__Rows__:

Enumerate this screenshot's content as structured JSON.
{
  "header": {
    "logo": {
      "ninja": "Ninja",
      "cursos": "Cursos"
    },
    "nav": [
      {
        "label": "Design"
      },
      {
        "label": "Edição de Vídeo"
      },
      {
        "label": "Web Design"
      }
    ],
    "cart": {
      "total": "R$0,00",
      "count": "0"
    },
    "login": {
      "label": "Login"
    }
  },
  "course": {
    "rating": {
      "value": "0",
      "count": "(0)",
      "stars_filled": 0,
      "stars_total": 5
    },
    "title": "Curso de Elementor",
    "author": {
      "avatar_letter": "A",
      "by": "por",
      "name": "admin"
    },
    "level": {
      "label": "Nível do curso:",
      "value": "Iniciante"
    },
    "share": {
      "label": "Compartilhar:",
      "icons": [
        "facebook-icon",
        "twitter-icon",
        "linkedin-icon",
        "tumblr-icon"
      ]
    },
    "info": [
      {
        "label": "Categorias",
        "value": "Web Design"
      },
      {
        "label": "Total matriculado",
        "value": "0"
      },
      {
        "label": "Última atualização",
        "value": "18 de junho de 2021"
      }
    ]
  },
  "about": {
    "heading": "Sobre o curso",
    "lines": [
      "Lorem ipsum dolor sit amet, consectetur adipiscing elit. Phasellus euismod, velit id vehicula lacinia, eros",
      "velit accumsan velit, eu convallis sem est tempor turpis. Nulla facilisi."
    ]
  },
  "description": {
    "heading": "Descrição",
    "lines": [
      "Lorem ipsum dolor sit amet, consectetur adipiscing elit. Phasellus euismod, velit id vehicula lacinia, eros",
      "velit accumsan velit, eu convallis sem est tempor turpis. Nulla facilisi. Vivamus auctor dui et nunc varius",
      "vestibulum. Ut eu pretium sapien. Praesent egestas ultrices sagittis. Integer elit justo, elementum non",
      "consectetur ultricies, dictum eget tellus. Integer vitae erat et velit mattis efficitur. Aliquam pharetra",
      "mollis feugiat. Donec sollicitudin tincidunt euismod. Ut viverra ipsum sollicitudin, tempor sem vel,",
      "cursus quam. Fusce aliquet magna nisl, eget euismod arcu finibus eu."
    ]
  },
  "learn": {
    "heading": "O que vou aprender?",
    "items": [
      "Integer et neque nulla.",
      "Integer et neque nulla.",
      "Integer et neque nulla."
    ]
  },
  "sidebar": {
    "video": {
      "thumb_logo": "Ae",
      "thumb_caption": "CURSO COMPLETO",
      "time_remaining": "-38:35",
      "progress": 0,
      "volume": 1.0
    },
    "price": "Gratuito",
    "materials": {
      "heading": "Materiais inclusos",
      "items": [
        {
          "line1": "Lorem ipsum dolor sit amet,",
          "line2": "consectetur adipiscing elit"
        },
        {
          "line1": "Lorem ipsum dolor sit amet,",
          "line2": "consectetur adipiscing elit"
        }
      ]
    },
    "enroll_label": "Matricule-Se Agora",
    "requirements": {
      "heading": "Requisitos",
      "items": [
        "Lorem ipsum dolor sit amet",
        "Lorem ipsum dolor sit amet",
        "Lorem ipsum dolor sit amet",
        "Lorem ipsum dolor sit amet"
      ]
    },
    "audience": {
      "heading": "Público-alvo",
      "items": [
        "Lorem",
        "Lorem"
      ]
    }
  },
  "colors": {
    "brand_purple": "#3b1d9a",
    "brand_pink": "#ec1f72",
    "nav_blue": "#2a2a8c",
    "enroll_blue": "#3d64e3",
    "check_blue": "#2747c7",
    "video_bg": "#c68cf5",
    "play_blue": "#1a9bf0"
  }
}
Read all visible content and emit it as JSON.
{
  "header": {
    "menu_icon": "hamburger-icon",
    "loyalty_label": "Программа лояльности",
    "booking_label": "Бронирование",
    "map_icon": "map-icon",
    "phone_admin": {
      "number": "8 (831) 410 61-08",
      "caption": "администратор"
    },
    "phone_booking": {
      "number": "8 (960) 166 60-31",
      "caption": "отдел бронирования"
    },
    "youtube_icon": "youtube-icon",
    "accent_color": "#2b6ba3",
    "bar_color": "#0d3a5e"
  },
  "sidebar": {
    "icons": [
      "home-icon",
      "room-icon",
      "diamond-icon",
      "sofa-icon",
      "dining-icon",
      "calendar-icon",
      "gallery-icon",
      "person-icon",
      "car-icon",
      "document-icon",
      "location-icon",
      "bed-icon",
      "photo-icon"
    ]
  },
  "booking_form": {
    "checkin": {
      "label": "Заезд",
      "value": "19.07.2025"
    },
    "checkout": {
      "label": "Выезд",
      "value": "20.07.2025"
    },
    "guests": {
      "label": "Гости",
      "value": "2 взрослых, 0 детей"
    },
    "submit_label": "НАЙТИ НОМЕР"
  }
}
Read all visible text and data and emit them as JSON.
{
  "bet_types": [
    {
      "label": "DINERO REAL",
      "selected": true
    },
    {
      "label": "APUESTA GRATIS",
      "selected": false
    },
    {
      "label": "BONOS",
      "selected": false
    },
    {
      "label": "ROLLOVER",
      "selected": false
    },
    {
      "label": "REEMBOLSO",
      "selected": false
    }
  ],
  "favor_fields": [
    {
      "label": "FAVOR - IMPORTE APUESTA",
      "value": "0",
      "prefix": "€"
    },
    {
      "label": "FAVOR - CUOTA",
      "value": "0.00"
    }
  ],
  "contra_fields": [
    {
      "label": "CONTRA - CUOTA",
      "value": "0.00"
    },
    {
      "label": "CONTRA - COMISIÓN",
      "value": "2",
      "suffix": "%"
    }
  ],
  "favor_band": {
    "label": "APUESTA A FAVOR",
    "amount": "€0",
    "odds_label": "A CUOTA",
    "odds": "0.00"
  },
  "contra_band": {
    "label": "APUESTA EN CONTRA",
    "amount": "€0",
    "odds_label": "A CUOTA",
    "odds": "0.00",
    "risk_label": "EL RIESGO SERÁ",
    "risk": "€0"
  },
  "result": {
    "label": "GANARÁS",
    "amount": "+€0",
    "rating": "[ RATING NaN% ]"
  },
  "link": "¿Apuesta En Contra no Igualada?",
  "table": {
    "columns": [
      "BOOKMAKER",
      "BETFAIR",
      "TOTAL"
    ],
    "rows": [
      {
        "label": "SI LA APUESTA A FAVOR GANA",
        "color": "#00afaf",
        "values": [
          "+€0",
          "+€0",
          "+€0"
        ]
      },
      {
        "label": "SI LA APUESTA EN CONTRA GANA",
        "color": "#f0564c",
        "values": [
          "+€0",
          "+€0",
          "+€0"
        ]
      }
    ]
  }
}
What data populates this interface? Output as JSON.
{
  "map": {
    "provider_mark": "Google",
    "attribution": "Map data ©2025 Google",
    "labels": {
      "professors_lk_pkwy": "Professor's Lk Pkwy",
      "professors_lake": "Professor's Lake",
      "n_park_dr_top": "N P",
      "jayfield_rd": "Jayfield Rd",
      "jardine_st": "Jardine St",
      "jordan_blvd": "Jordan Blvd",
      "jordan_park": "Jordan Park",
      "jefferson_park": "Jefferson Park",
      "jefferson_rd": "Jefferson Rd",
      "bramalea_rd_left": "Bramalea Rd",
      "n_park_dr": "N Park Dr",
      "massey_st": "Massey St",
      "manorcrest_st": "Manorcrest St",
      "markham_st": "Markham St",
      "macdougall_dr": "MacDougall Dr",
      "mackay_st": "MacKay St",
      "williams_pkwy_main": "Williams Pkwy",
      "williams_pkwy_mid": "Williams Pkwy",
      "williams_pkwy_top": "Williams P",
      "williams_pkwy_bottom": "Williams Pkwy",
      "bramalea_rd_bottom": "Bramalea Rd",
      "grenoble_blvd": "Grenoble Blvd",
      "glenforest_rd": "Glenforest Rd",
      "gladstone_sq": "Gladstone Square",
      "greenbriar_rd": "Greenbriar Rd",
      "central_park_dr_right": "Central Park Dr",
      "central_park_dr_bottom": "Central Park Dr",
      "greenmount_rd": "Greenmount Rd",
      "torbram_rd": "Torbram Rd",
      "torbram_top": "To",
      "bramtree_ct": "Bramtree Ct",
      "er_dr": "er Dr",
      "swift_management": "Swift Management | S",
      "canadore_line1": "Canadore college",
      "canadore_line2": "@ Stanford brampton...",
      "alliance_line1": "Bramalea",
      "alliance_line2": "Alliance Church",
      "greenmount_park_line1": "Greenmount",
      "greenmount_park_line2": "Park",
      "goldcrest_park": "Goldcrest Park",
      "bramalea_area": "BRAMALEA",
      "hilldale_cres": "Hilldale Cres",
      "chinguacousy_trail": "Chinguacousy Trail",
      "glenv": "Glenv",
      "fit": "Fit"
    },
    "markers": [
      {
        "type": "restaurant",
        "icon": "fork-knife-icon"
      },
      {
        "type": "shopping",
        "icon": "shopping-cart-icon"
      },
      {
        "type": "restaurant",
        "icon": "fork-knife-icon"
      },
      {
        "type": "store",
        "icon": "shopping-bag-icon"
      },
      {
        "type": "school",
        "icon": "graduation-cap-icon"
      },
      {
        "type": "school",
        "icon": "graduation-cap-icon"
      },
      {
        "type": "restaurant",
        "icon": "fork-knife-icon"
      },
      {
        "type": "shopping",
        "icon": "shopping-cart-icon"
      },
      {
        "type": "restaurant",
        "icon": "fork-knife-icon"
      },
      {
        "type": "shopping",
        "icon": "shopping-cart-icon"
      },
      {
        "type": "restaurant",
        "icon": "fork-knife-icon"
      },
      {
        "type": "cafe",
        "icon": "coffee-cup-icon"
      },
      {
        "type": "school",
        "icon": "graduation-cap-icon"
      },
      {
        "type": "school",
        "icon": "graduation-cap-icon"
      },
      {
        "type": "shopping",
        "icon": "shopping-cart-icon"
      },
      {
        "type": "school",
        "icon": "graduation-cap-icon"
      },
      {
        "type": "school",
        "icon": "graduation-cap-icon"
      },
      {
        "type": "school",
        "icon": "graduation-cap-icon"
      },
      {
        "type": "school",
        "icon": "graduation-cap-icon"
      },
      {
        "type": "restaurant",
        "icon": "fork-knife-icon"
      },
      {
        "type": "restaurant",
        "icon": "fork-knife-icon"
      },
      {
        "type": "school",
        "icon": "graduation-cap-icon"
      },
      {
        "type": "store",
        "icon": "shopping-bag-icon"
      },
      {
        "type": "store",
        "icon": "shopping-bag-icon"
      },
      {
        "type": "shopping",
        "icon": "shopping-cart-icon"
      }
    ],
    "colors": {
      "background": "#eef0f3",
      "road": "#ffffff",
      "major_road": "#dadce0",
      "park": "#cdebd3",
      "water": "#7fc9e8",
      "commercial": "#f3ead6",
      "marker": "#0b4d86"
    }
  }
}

__What the exercise asks__: Looking at the material above, count the lines that hold "accumsan" and give the total alone.

__Response to the task__: 2